● RECORDS FOR THE EXERCISE
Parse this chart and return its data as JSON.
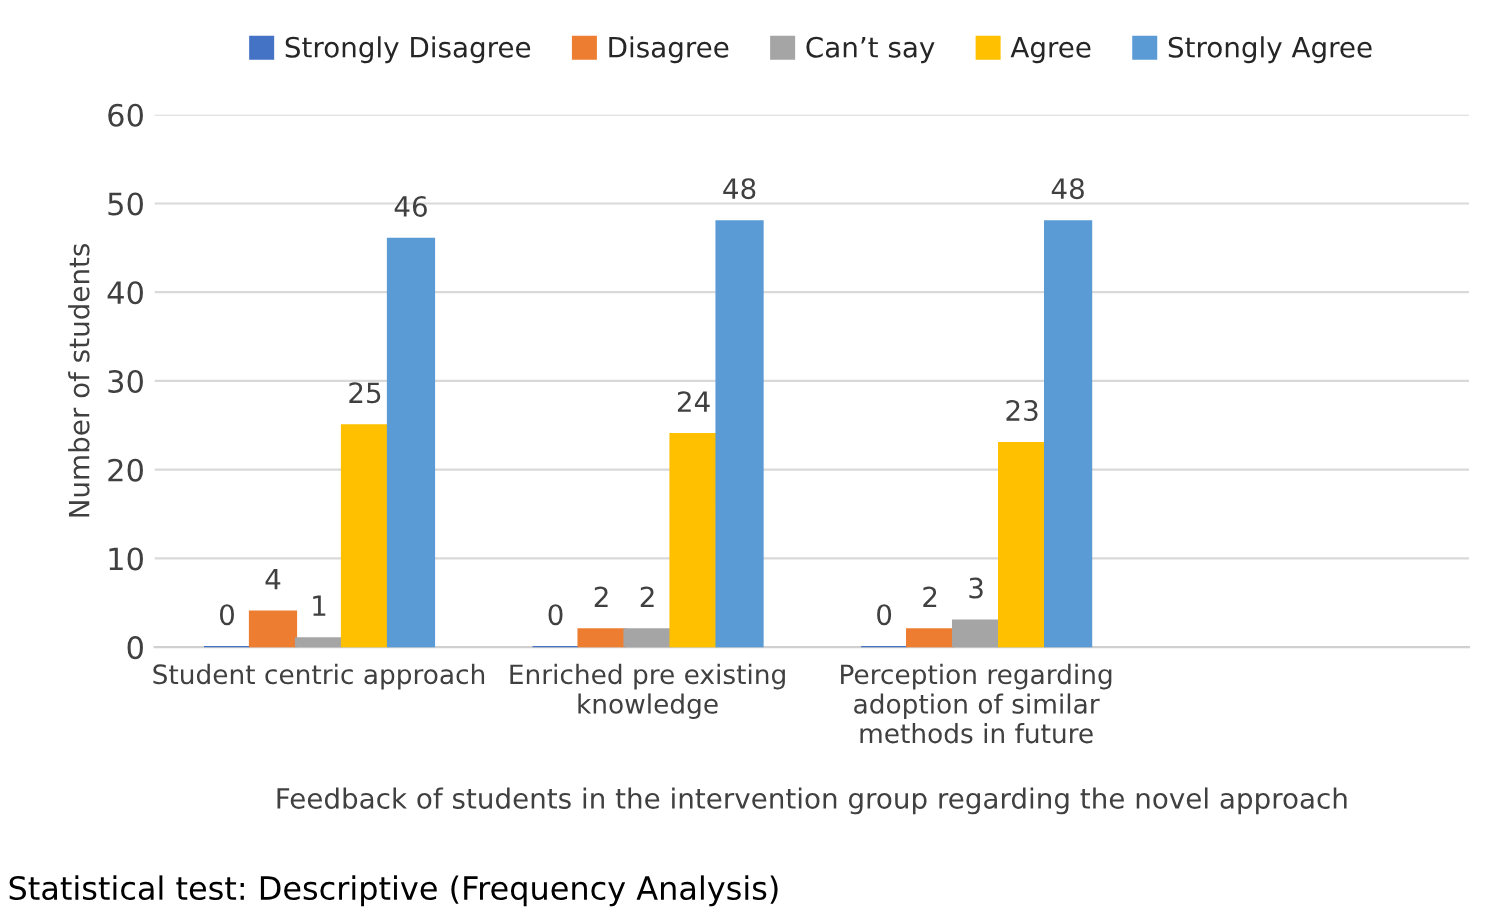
{
  "chart_data": {
    "type": "bar",
    "categories": [
      "Student centric approach",
      "Enriched pre existing\nknowledge",
      "Perception regarding\nadoption of similar\nmethods in future",
      null
    ],
    "series": [
      {
        "name": "Strongly Disagree",
        "color": "#4472c4",
        "values": [
          0,
          0,
          0,
          null
        ]
      },
      {
        "name": "Disagree",
        "color": "#ed7d31",
        "values": [
          4,
          2,
          2,
          null
        ]
      },
      {
        "name": "Can’t say",
        "color": "#a5a5a5",
        "values": [
          1,
          2,
          3,
          null
        ]
      },
      {
        "name": "Agree",
        "color": "#ffc000",
        "values": [
          25,
          24,
          23,
          null
        ]
      },
      {
        "name": "Strongly Agree",
        "color": "#5b9bd5",
        "values": [
          46,
          48,
          48,
          null
        ]
      }
    ],
    "xlabel": "Feedback of students in the intervention group regarding the novel approach",
    "ylabel": "Number of students",
    "ylim": [
      0,
      60
    ],
    "yticks": [
      0,
      10,
      20,
      30,
      40,
      50,
      60
    ],
    "grid": "y",
    "legend": "top",
    "data_labels": true,
    "annotations": [
      "Statistical test: Descriptive (Frequency Analysis)"
    ]
  }
}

● GOAL
Return the records exactly. Don't carry the pictures over.

● RESULT OF THIS EXERCISE
Parse this chart and return its data as JSON.
{
  "chart_data": {
    "type": "bar",
    "categories": [
      "Student centric approach",
      "Enriched pre existing\nknowledge",
      "Perception regarding\nadoption of similar\nmethods in future",
      null
    ],
    "series": [
      {
        "name": "Strongly Disagree",
        "color": "#4472c4",
        "values": [
          0,
          0,
          0,
          null
        ]
      },
      {
        "name": "Disagree",
        "color": "#ed7d31",
        "values": [
          4,
          2,
          2,
          null
        ]
      },
      {
        "name": "Can’t say",
        "color": "#a5a5a5",
        "values": [
          1,
          2,
          3,
          null
        ]
      },
      {
        "name": "Agree",
        "color": "#ffc000",
        "values": [
          25,
          24,
          23,
          null
        ]
      },
      {
        "name": "Strongly Agree",
        "color": "#5b9bd5",
        "values": [
          46,
          48,
          48,
          null
        ]
      }
    ],
    "xlabel": "Feedback of students in the intervention group regarding the novel approach",
    "ylabel": "Number of students",
    "ylim": [
      0,
      60
    ],
    "yticks": [
      0,
      10,
      20,
      30,
      40,
      50,
      60
    ],
    "grid": "y",
    "legend": "top",
    "data_labels": true,
    "annotations": [
      "Statistical test: Descriptive (Frequency Analysis)"
    ]
  }
}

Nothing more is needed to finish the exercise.